## Task requirements
[A] From the forum thread on Zotero dates below, list the names of the stages, or "representations," that a date goes through, from entry in the database to the printed citation.
[B] In the forum thread on Zotero dates below, why did the poster conclude that Zotero could not store the pattern [1914] 2012?
[C] In the forum thread on Zotero dates below, what does the 1956 in the example "1956/1972" stand for?

## Excerpt to read
Citing original date together edition date [1914] 2012. Is it possible?
Hi,
To old books it is common to write the citation as following:
(Weber, [1914] 2012)
Being 1914 the original date and 2012 the edition date.
Does the Zotero date field support this structure? How to insert the date? (I tried - [1914] 2012 - but Zotero just recognize the first date).
Thanks in advance,
Cadu
To old books it is common to write the citation as following:
(Weber, [1914] 2012)
Being 1914 the original date and 2012 the edition date.
Does the Zotero date field support this structure? How to insert the date? (I tried - [1914] 2012 - but Zotero just recognize the first date).
Thanks in advance,
Cadu
By the way, do you know whether it is a feature that has chance to be implement in CSL style soon?
Even using the follows structure in Zotero field date, when citing in Word it is considered just 1914 (without any of the others marks or date).
_[1914] 2012_
When I hover over the mouse on the date field (Zotero interface) it appears: 1914-00-00. So, it seems I couldn't force Zotero to store the pattern _[1914] 2012_
Is there something I am missing or making wrong?
Thanks!
"1914 2012"
None of these worked. Always 1914 is recognized, cited and referenced.
Is it expected that "[1914] 2012" will be cited and referenced in Word document? Or should it just remain as a register inside Zotero date field?
Thanks!
Has any progress been made on this front? In general, it would be great to be able to cite both original dates -- using the brackets -- and edition dates, using a slash. Example:
1956/1972 (1st edition 1956; current, cited edition 1972)
2012 [1914] (cited edition 2012; originally written in 1914)
It would be great to hear if anything has been done on this front.
Thanks!
(1) The site translators take (sometimes messy) human-readable dates listed in target pages and convert them to an orderly internal form in the Zotero database. This is the "internal representation".
(2) When inserting citations, Zotero transforms the internal representation into a different form and sends it to the citation processor. This is the "citation processor representation".
(3) The citation processor takes the data it receives and transforms it into a human-readable citation. This is the "human readable form".
The citation processor representation allows for a literal string form of the date (i.e. a form that is not transformed according to the style). This provides a way of coping with requirements like those illustrated in your examples, that are not yet fully supported in the Zotero data model.

## Supplied information
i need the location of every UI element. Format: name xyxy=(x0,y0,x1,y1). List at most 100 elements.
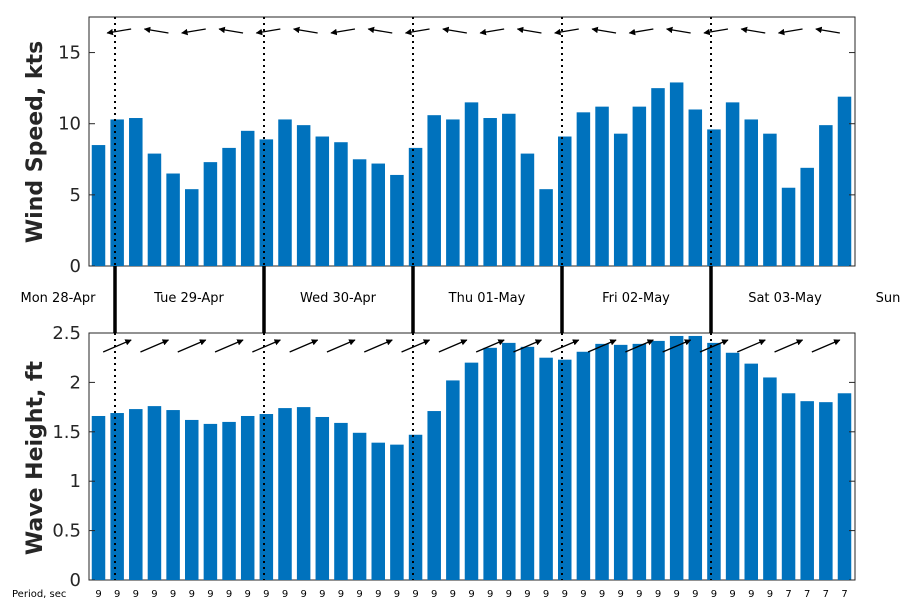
day-label: Tue 29-Apr xyxy=(153,291,224,306)
period-value: 9 xyxy=(207,589,213,600)
wave-direction-arrow xyxy=(252,339,281,353)
wave-bar xyxy=(576,351,591,580)
wave-y-tick-label: 0.5 xyxy=(52,521,81,542)
wave-bar xyxy=(819,402,833,580)
wave-direction-arrow xyxy=(513,339,543,353)
wave-bar xyxy=(240,415,255,580)
wave-bar xyxy=(352,432,367,580)
wind-bar xyxy=(91,145,106,266)
wind-bar xyxy=(334,142,348,266)
day-label: Sat 03-May xyxy=(748,291,822,306)
wave-direction-arrow xyxy=(774,339,804,353)
wave-direction-arrow xyxy=(811,339,841,353)
wave-bar xyxy=(185,419,199,580)
wind-direction-arrow xyxy=(442,26,467,34)
period-value: 9 xyxy=(543,589,549,600)
wave-direction-arrow xyxy=(550,339,580,353)
wave-y-tick-label: 0 xyxy=(70,570,81,591)
wave-bar xyxy=(520,346,535,580)
wave-bar xyxy=(651,340,665,580)
wave-y-tick-label: 1 xyxy=(70,471,81,492)
period-value: 9 xyxy=(133,589,139,600)
wave-direction-arrow xyxy=(177,339,207,353)
period-value: 7 xyxy=(823,589,829,600)
wind-bar xyxy=(819,125,833,266)
period-value: 9 xyxy=(599,589,605,600)
period-value: 9 xyxy=(729,589,735,600)
wind-bar xyxy=(632,106,647,266)
wave-bar xyxy=(464,362,479,580)
wave-direction-arrow xyxy=(475,339,505,353)
wave-bar xyxy=(166,410,180,580)
wind-y-tick-label: 15 xyxy=(58,43,81,64)
wave-bar xyxy=(539,357,553,580)
wind-direction-arrow xyxy=(293,26,318,34)
period-value: 9 xyxy=(114,589,120,600)
period-value: 9 xyxy=(356,589,362,600)
wave-direction-arrow xyxy=(102,339,132,353)
period-value: 9 xyxy=(412,589,418,600)
wind-bar xyxy=(222,147,236,266)
wind-direction-arrow xyxy=(740,26,766,34)
wind-direction-arrow xyxy=(591,26,617,34)
wave-direction-arrow xyxy=(736,339,766,353)
period-value: 9 xyxy=(487,589,493,600)
period-value: 9 xyxy=(431,589,437,600)
period-value: 9 xyxy=(226,589,232,600)
wave-direction-arrow xyxy=(214,339,244,353)
wave-direction-arrow xyxy=(662,339,692,353)
wave-bar xyxy=(707,342,721,580)
wind-bar xyxy=(800,167,814,266)
period-value: 9 xyxy=(562,589,568,600)
wave-y-tick-label: 2 xyxy=(70,372,81,393)
wave-bar xyxy=(110,413,124,580)
wind-bar xyxy=(147,153,162,266)
period-value: 9 xyxy=(170,589,176,600)
period-value: 9 xyxy=(338,589,344,600)
day-label: Sun xyxy=(876,291,900,306)
wind-bar xyxy=(520,153,535,266)
wind-bar xyxy=(110,119,124,266)
wave-y-tick-label: 1.5 xyxy=(52,422,81,443)
period-value: 7 xyxy=(841,589,847,600)
wind-bar xyxy=(446,119,460,266)
period-value: 9 xyxy=(655,589,661,600)
period-value: 9 xyxy=(711,589,717,600)
wave-bar xyxy=(558,359,572,580)
period-value: 9 xyxy=(263,589,269,600)
wind-bar xyxy=(539,189,553,266)
wind-speed-chart: 0 5 10 15 xyxy=(58,16,856,277)
wave-bar xyxy=(502,342,516,580)
wave-bar xyxy=(222,421,236,580)
period-value: 9 xyxy=(245,589,251,600)
wave-direction-arrow xyxy=(401,339,431,353)
wind-bar xyxy=(576,112,591,266)
wave-bar xyxy=(669,335,684,580)
wind-bar xyxy=(390,174,404,266)
wind-direction-arrow xyxy=(628,28,654,36)
wave-bar xyxy=(203,423,218,580)
wave-direction-arrow xyxy=(438,339,468,353)
day-label: Mon 28-Apr xyxy=(21,291,97,306)
period-value: 9 xyxy=(524,589,530,600)
wind-bar xyxy=(651,88,665,266)
period-value: 9 xyxy=(450,589,456,600)
period-value: 9 xyxy=(468,589,474,600)
wave-bar xyxy=(296,407,311,580)
day-label: Fri 02-May xyxy=(602,291,670,306)
period-value: 9 xyxy=(300,589,306,600)
wind-bar xyxy=(483,118,497,267)
period-value: 9 xyxy=(282,589,288,600)
wind-bar xyxy=(558,136,572,266)
wave-bar xyxy=(147,406,162,580)
period-axis-label: Period, sec xyxy=(12,589,66,600)
wind-bar xyxy=(688,109,703,267)
period-value: 9 xyxy=(506,589,512,600)
wind-bar xyxy=(185,189,199,266)
wind-bar xyxy=(502,113,516,266)
wave-bar xyxy=(483,347,497,580)
period-value: 9 xyxy=(673,589,679,600)
wind-direction-arrow xyxy=(143,26,169,34)
wind-direction-arrow xyxy=(330,28,356,36)
wave-direction-arrow xyxy=(289,339,319,353)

## Answers to each task
[A]
- Internal representation
- Citation processor representation
- Human readable form

[B] When the poster hovered the mouse over the date field in the Zotero interface, it showed 1914-00-00. Only the first date had been kept.

[C] The 1st edition, from 1956.